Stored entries
• • • • •

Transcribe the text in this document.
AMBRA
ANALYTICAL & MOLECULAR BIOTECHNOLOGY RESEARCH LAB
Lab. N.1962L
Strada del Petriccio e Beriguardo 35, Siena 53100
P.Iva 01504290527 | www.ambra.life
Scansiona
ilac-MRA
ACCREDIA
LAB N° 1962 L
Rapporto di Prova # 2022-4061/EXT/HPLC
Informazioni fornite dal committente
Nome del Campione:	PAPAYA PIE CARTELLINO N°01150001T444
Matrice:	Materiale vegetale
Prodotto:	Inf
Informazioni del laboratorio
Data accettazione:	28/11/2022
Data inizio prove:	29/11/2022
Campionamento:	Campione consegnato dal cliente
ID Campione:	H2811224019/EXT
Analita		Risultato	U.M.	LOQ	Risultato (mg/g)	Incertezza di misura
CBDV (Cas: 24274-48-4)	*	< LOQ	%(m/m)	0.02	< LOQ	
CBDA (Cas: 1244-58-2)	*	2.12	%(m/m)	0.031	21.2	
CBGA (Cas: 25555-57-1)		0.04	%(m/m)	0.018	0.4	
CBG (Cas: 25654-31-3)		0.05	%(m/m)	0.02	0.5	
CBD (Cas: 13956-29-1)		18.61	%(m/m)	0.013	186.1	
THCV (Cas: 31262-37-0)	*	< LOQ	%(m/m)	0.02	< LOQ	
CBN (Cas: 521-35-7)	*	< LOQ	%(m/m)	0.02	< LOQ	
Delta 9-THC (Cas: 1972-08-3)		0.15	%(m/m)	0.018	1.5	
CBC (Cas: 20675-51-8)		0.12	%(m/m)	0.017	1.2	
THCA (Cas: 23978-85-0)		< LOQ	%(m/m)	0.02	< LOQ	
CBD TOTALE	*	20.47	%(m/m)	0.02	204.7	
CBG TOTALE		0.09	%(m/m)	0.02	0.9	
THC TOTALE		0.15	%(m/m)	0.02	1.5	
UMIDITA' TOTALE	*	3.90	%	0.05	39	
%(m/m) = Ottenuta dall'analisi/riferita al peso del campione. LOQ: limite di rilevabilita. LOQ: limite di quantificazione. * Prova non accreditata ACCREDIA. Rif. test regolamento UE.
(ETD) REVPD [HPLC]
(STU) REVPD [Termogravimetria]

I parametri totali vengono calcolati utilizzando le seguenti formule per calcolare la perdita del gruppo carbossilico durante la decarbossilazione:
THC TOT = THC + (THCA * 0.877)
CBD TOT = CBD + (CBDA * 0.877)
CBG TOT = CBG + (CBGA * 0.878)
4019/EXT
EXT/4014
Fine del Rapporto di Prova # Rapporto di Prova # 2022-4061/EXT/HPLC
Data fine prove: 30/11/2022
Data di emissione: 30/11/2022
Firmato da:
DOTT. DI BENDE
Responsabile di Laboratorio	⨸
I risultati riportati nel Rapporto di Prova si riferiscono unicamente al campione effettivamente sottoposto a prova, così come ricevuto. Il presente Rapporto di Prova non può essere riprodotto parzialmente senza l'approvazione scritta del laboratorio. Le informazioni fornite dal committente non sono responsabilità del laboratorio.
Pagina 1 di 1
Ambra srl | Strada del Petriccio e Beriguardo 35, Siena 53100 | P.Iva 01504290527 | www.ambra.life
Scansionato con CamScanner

• • • • •

-- WRITTEN PROBLEM --
Transcribe each entry exactly.

-- SOLUTION TO THIS TASK --
Transcribe the text in this document.
AMBRA
ANALYTICAL & MOLECULAR BIOTECHNOLOGY RESEARCH LAB
Lab. N.1962L
Strada del Petriccio e Beriguardo 35, Siena 53100
P.Iva 01504290527 | www.ambra.life
Scansiona
ilac-MRA
ACCREDIA
LAB N° 1962 L
Rapporto di Prova # 2022-4061/EXT/HPLC
Informazioni fornite dal committente
Nome del Campione:	PAPAYA PIE CARTELLINO N°01150001T444
Matrice:	Materiale vegetale
Prodotto:	Inf
Informazioni del laboratorio
Data accettazione:	28/11/2022
Data inizio prove:	29/11/2022
Campionamento:	Campione consegnato dal cliente
ID Campione:	H2811224019/EXT
Analita		Risultato	U.M.	LOQ	Risultato (mg/g)	Incertezza di misura
CBDV (Cas: 24274-48-4)	*	< LOQ	%(m/m)	0.02	< LOQ	
CBDA (Cas: 1244-58-2)	*	2.12	%(m/m)	0.031	21.2	
CBGA (Cas: 25555-57-1)		0.04	%(m/m)	0.018	0.4	
CBG (Cas: 25654-31-3)		0.05	%(m/m)	0.02	0.5	
CBD (Cas: 13956-29-1)		18.61	%(m/m)	0.013	186.1	
THCV (Cas: 31262-37-0)	*	< LOQ	%(m/m)	0.02	< LOQ	
CBN (Cas: 521-35-7)	*	< LOQ	%(m/m)	0.02	< LOQ	
Delta 9-THC (Cas: 1972-08-3)		0.15	%(m/m)	0.018	1.5	
CBC (Cas: 20675-51-8)		0.12	%(m/m)	0.017	1.2	
THCA (Cas: 23978-85-0)		< LOQ	%(m/m)	0.02	< LOQ	
CBD TOTALE	*	20.47	%(m/m)	0.02	204.7	
CBG TOTALE		0.09	%(m/m)	0.02	0.9	
THC TOTALE		0.15	%(m/m)	0.02	1.5	
UMIDITA' TOTALE	*	3.90	%	0.05	39	
%(m/m) = Ottenuta dall'analisi/riferita al peso del campione. LOQ: limite di rilevabilita. LOQ: limite di quantificazione. * Prova non accreditata ACCREDIA. Rif. test regolamento UE.
(ETD) REVPD [HPLC]
(STU) REVPD [Termogravimetria]

I parametri totali vengono calcolati utilizzando le seguenti formule per calcolare la perdita del gruppo carbossilico durante la decarbossilazione:
THC TOT = THC + (THCA * 0.877)
CBD TOT = CBD + (CBDA * 0.877)
CBG TOT = CBG + (CBGA * 0.878)
4019/EXT
EXT/4014
Fine del Rapporto di Prova # Rapporto di Prova # 2022-4061/EXT/HPLC
Data fine prove: 30/11/2022
Data di emissione: 30/11/2022
Firmato da:
DOTT. DI BENDE
Responsabile di Laboratorio	⨸
I risultati riportati nel Rapporto di Prova si riferiscono unicamente al campione effettivamente sottoposto a prova, così come ricevuto. Il presente Rapporto di Prova non può essere riprodotto parzialmente senza l'approvazione scritta del laboratorio. Le informazioni fornite dal committente non sono responsabilità del laboratorio.
Pagina 1 di 1
Ambra srl | Strada del Petriccio e Beriguardo 35, Siena 53100 | P.Iva 01504290527 | www.ambra.life
Scansionato con CamScanner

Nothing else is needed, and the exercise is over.